*Task details:* From the entries below, please gather each line containing the string "Applied".

== == ==

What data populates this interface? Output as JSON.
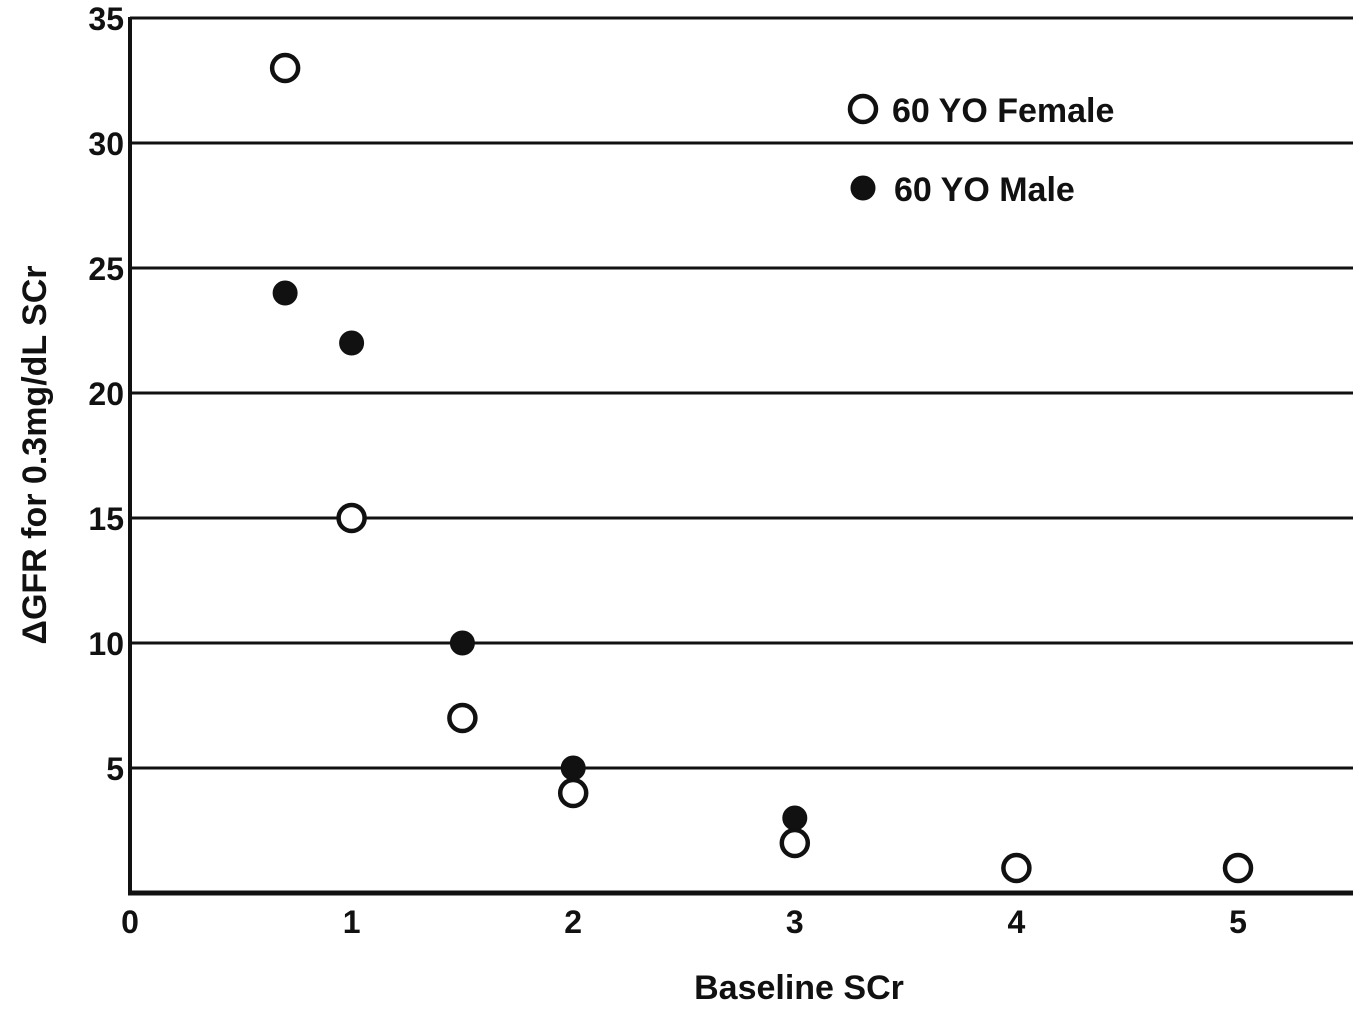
{
  "chart_data": {
    "type": "scatter",
    "title": "",
    "xlabel": "Baseline SCr",
    "ylabel": "ΔGFR for 0.3mg/dL SCr",
    "xlim": [
      0,
      5.5
    ],
    "ylim": [
      0,
      35
    ],
    "x_ticks": [
      0,
      1,
      2,
      3,
      4,
      5
    ],
    "y_ticks": [
      5,
      10,
      15,
      20,
      25,
      30,
      35
    ],
    "grid": "horizontal",
    "legend_position": "top-right",
    "series": [
      {
        "name": "60 YO Female",
        "marker": "open-circle",
        "color": "#111111",
        "points": [
          {
            "x": 0.7,
            "y": 33
          },
          {
            "x": 1.0,
            "y": 15
          },
          {
            "x": 1.5,
            "y": 7
          },
          {
            "x": 2.0,
            "y": 4
          },
          {
            "x": 3.0,
            "y": 2
          },
          {
            "x": 4.0,
            "y": 1
          },
          {
            "x": 5.0,
            "y": 1
          }
        ]
      },
      {
        "name": "60 YO Male",
        "marker": "filled-circle",
        "color": "#111111",
        "points": [
          {
            "x": 0.7,
            "y": 24
          },
          {
            "x": 1.0,
            "y": 22
          },
          {
            "x": 1.5,
            "y": 10
          },
          {
            "x": 2.0,
            "y": 5
          },
          {
            "x": 3.0,
            "y": 3
          }
        ]
      }
    ]
  }
}
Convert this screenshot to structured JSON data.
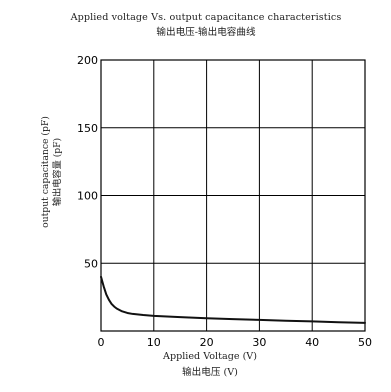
{
  "chart_data": {
    "type": "line",
    "title": "Applied voltage Vs. output capacitance characteristics",
    "subtitle": "输出电压-输出电容曲线",
    "xlabel": "Applied Voltage (V)",
    "xlabel_zh": "输出电压 (V)",
    "ylabel": "output capacitance (pF)",
    "ylabel_zh": "输出电容量 (pF)",
    "xlim": [
      0,
      50
    ],
    "ylim": [
      0,
      200
    ],
    "x_ticks": [
      0,
      10,
      20,
      30,
      40,
      50
    ],
    "y_ticks": [
      50,
      100,
      150,
      200
    ],
    "grid": true,
    "series": [
      {
        "x": [
          0.0,
          0.5,
          1.0,
          1.5,
          2.0,
          2.5,
          3.0,
          4.0,
          5.0,
          6.0,
          8.0,
          10.0,
          15.0,
          20.0,
          25.0,
          30.0,
          35.0,
          40.0,
          45.0,
          50.0
        ],
        "values": [
          40,
          33,
          27,
          23,
          20,
          18,
          16.5,
          14.5,
          13.3,
          12.6,
          11.8,
          11.2,
          10.2,
          9.4,
          8.8,
          8.2,
          7.6,
          7.1,
          6.5,
          6.0
        ]
      }
    ]
  }
}
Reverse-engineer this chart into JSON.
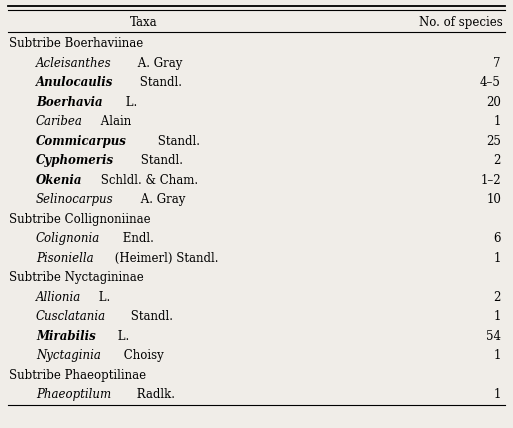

== == ==

*Solution to this problem:*
    "title": "Applied voltage Vs. output capacitance characteristics",
    "xlabel": "Applied Voltage (V)",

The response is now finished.